begin Record extracts
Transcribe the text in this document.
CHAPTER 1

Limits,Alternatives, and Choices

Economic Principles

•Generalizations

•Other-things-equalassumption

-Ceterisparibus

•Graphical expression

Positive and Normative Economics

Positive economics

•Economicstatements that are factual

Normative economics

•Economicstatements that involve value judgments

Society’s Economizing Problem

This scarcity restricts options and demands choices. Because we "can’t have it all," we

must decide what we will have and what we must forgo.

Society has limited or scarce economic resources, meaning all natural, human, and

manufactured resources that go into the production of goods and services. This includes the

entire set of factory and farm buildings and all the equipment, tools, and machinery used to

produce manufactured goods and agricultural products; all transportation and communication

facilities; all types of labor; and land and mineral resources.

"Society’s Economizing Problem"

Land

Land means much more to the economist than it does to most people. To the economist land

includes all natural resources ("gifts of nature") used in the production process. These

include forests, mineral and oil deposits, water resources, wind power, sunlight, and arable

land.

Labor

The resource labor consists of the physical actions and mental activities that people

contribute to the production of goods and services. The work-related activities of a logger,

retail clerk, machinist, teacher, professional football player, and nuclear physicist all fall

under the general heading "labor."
end Record extracts
Goal
Count the lines of the listing above that include the word "used" and state the total with nothing else.

Response for this exercise
2